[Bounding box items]

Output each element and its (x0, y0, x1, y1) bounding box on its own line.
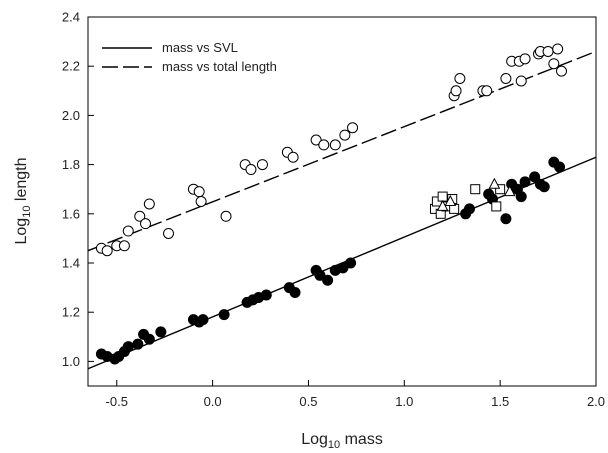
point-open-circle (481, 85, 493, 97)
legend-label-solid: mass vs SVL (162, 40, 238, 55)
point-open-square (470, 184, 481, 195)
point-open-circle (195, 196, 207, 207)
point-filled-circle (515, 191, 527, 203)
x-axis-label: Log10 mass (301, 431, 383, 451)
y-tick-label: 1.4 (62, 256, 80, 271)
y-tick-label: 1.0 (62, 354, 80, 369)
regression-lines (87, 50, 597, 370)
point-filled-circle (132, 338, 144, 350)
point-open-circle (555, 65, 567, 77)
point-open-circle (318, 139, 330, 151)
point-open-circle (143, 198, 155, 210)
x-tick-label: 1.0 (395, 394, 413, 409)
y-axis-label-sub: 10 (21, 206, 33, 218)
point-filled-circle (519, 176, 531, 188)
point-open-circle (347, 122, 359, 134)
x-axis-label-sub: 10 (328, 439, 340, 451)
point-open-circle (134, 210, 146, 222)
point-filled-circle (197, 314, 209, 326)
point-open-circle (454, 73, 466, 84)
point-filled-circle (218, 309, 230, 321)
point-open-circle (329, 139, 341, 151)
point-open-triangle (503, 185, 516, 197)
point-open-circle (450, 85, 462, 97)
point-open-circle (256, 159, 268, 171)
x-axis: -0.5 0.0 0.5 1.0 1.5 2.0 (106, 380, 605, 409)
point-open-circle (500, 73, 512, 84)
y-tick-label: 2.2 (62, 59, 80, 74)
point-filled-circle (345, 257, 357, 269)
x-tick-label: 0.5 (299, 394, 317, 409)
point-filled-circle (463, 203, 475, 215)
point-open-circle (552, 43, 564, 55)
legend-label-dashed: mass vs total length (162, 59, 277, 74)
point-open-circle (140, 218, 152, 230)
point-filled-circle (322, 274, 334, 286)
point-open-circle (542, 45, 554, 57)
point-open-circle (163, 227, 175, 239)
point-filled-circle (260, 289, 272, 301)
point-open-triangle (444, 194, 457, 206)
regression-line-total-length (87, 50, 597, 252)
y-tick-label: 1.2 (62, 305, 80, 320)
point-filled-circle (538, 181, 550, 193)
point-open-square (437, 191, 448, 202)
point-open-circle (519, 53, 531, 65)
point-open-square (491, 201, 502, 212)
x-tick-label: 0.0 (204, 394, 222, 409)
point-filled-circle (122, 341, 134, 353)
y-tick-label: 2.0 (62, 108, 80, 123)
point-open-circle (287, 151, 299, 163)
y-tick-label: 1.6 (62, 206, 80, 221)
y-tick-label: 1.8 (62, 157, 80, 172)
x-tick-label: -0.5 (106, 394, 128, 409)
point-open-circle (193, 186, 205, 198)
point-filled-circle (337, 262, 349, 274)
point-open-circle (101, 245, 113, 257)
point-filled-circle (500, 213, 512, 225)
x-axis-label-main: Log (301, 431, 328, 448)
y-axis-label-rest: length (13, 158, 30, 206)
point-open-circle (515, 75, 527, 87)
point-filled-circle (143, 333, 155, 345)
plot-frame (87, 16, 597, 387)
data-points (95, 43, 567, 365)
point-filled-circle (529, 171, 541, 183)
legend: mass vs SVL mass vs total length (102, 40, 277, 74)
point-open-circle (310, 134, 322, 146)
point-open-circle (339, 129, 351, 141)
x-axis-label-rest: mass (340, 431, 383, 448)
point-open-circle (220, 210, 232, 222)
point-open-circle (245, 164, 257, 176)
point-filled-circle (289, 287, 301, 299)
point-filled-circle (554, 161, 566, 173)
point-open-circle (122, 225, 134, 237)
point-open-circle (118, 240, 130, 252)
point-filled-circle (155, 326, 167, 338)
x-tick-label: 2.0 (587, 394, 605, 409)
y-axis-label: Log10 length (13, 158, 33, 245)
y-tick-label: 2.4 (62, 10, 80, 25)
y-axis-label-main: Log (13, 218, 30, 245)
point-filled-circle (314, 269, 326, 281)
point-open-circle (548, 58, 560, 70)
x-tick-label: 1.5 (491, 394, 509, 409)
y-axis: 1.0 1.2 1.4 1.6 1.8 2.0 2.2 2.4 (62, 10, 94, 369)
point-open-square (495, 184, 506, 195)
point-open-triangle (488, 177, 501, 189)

(WHAT TO PRODUCE): Please repeat every line of the item above word for word, but leave the picture out.

(RESULT OF THIS EXERCISE):
Output each element and its (x0, y0, x1, y1) bounding box on its own line.
point-open-circle (481, 85, 493, 97)
legend-label-solid: mass vs SVL (162, 40, 238, 55)
point-open-square (470, 184, 481, 195)
point-open-circle (195, 196, 207, 207)
point-filled-circle (515, 191, 527, 203)
x-axis-label: Log10 mass (301, 431, 383, 451)
y-tick-label: 1.4 (62, 256, 80, 271)
y-tick-label: 1.0 (62, 354, 80, 369)
regression-lines (87, 50, 597, 370)
point-filled-circle (132, 338, 144, 350)
point-open-circle (555, 65, 567, 77)
point-open-circle (318, 139, 330, 151)
point-open-circle (143, 198, 155, 210)
x-tick-label: 1.0 (395, 394, 413, 409)
y-axis-label-sub: 10 (21, 206, 33, 218)
point-filled-circle (519, 176, 531, 188)
point-open-circle (347, 122, 359, 134)
x-axis-label-sub: 10 (328, 439, 340, 451)
point-open-circle (134, 210, 146, 222)
point-filled-circle (197, 314, 209, 326)
point-open-circle (454, 73, 466, 84)
point-filled-circle (218, 309, 230, 321)
point-open-circle (329, 139, 341, 151)
point-open-triangle (503, 185, 516, 197)
point-open-circle (450, 85, 462, 97)
point-open-circle (256, 159, 268, 171)
x-axis: -0.5 0.0 0.5 1.0 1.5 2.0 (106, 380, 605, 409)
point-open-circle (500, 73, 512, 84)
y-tick-label: 2.2 (62, 59, 80, 74)
point-filled-circle (345, 257, 357, 269)
x-tick-label: 0.5 (299, 394, 317, 409)
point-filled-circle (463, 203, 475, 215)
point-open-circle (552, 43, 564, 55)
legend-label-dashed: mass vs total length (162, 59, 277, 74)
point-open-circle (140, 218, 152, 230)
point-filled-circle (322, 274, 334, 286)
point-open-circle (542, 45, 554, 57)
point-open-circle (163, 227, 175, 239)
point-filled-circle (260, 289, 272, 301)
point-open-triangle (444, 194, 457, 206)
regression-line-total-length (87, 50, 597, 252)
y-tick-label: 1.2 (62, 305, 80, 320)
point-filled-circle (538, 181, 550, 193)
point-open-square (437, 191, 448, 202)
point-open-circle (519, 53, 531, 65)
point-open-square (491, 201, 502, 212)
x-tick-label: 0.0 (204, 394, 222, 409)
point-filled-circle (122, 341, 134, 353)
y-tick-label: 2.0 (62, 108, 80, 123)
point-open-circle (287, 151, 299, 163)
y-tick-label: 1.6 (62, 206, 80, 221)
y-tick-label: 1.8 (62, 157, 80, 172)
x-tick-label: -0.5 (106, 394, 128, 409)
point-open-circle (193, 186, 205, 198)
point-filled-circle (337, 262, 349, 274)
point-open-circle (101, 245, 113, 257)
point-filled-circle (500, 213, 512, 225)
x-axis-label-main: Log (301, 431, 328, 448)
y-axis-label-rest: length (13, 158, 30, 206)
point-open-circle (515, 75, 527, 87)
point-filled-circle (143, 333, 155, 345)
plot-frame (87, 16, 597, 387)
data-points (95, 43, 567, 365)
point-filled-circle (529, 171, 541, 183)
legend: mass vs SVL mass vs total length (102, 40, 277, 74)
point-open-circle (310, 134, 322, 146)
point-open-circle (339, 129, 351, 141)
x-axis-label-rest: mass (340, 431, 383, 448)
point-open-circle (220, 210, 232, 222)
point-open-circle (245, 164, 257, 176)
point-filled-circle (289, 287, 301, 299)
point-filled-circle (554, 161, 566, 173)
point-open-circle (122, 225, 134, 237)
point-open-circle (118, 240, 130, 252)
point-filled-circle (155, 326, 167, 338)
x-tick-label: 2.0 (587, 394, 605, 409)
y-axis-label: Log10 length (13, 158, 33, 245)
y-tick-label: 2.4 (62, 10, 80, 25)
y-axis-label-main: Log (13, 218, 30, 245)
point-filled-circle (314, 269, 326, 281)
point-open-circle (548, 58, 560, 70)
x-tick-label: 1.5 (491, 394, 509, 409)
y-axis: 1.0 1.2 1.4 1.6 1.8 2.0 2.2 2.4 (62, 10, 94, 369)
point-open-square (495, 184, 506, 195)
point-open-triangle (488, 177, 501, 189)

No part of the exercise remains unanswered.